### TASK OBJECTIVE
Which lines hold the word "this"? Show each of them.
----- GIVEN RECORDS
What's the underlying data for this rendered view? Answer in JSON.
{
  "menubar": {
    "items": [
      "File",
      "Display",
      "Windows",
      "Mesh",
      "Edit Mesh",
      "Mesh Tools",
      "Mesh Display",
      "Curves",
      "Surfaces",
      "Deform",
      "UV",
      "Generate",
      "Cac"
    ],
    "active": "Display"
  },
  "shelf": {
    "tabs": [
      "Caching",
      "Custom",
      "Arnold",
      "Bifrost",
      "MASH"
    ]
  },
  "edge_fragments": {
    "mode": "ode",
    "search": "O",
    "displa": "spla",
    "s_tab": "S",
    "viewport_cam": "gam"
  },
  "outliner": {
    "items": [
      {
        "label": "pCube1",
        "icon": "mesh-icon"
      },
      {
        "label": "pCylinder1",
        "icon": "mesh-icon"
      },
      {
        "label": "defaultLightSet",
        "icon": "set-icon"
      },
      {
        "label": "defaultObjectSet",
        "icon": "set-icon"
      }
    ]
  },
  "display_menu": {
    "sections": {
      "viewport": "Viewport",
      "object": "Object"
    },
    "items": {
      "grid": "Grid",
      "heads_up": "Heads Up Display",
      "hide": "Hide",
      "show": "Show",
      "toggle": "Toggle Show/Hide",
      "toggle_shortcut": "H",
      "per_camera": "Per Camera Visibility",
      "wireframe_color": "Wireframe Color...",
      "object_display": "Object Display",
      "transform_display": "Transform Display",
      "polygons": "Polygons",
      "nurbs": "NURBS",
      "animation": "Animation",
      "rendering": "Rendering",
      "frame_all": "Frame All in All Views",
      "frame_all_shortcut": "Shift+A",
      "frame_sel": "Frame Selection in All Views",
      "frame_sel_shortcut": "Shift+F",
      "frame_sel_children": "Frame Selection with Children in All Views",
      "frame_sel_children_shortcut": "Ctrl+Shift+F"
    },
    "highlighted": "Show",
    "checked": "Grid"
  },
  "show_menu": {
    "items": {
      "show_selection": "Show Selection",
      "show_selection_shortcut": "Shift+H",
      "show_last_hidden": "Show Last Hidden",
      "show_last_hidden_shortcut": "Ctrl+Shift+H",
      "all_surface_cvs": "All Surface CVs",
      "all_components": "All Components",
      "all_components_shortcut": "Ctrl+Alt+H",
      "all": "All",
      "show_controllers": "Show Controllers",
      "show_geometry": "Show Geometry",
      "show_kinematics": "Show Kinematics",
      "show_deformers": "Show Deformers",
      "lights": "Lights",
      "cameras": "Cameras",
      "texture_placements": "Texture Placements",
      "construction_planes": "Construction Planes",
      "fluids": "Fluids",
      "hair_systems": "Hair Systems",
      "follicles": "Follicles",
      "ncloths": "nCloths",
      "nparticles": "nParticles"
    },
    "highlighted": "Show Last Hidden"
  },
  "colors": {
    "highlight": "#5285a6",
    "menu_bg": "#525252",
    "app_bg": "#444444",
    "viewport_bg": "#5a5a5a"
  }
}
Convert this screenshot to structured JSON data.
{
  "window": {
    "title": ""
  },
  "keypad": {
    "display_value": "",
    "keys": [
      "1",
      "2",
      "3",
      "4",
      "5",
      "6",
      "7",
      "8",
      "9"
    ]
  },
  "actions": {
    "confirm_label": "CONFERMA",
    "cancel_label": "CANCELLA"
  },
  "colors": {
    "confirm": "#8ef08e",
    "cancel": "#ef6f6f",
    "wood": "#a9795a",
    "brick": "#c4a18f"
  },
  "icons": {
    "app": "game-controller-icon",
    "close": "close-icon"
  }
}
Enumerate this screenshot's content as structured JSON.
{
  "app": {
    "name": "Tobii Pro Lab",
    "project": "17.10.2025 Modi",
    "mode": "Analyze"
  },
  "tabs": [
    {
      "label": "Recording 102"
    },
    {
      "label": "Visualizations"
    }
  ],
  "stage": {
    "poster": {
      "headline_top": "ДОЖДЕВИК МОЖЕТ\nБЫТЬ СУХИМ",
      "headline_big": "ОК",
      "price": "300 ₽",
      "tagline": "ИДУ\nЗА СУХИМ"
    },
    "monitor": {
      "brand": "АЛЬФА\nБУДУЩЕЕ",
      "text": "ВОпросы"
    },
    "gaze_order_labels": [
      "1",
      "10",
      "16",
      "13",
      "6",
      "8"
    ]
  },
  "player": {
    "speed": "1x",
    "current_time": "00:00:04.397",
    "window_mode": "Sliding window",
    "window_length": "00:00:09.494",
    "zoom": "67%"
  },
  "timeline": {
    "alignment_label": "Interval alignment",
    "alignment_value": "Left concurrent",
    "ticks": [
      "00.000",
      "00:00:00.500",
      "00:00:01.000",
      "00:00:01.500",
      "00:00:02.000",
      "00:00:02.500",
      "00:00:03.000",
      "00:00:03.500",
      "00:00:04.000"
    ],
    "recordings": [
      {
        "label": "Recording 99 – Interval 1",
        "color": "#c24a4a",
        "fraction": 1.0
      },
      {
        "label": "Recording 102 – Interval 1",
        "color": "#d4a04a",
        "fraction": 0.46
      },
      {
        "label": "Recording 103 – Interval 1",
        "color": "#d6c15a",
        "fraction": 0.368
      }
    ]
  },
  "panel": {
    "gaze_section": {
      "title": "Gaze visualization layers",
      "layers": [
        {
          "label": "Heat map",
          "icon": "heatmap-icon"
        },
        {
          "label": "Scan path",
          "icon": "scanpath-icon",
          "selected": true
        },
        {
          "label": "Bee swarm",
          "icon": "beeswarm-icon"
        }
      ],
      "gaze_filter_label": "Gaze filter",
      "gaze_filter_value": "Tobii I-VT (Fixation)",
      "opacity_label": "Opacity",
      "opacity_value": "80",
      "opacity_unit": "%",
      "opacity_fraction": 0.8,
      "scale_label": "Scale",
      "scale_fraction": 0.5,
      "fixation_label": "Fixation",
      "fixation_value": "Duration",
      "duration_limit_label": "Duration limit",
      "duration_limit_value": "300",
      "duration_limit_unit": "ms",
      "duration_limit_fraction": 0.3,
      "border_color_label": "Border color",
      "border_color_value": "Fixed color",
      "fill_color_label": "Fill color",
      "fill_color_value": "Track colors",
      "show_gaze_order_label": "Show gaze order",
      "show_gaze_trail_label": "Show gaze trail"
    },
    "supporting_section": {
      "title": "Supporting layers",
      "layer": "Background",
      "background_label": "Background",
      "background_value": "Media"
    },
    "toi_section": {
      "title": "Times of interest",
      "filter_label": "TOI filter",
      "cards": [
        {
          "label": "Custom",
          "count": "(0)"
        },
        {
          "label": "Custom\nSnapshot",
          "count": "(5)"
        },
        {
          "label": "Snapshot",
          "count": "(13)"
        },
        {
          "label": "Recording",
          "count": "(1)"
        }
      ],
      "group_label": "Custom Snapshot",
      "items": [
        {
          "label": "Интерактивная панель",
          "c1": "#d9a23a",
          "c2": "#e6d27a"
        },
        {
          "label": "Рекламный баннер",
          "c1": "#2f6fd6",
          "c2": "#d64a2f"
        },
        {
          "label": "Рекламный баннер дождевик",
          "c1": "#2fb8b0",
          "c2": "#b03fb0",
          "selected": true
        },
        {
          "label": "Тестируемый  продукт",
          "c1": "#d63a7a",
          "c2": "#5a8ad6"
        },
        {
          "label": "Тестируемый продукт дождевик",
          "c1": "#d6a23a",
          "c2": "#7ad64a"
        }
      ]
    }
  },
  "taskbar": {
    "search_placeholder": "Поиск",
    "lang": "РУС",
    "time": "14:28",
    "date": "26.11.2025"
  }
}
----------
### RESPONSE
What's the underlying data for this rendered view? Answer in JSON.
Convert this screenshot to structured JSON data.
Enumerate this screenshot's content as structured JSON.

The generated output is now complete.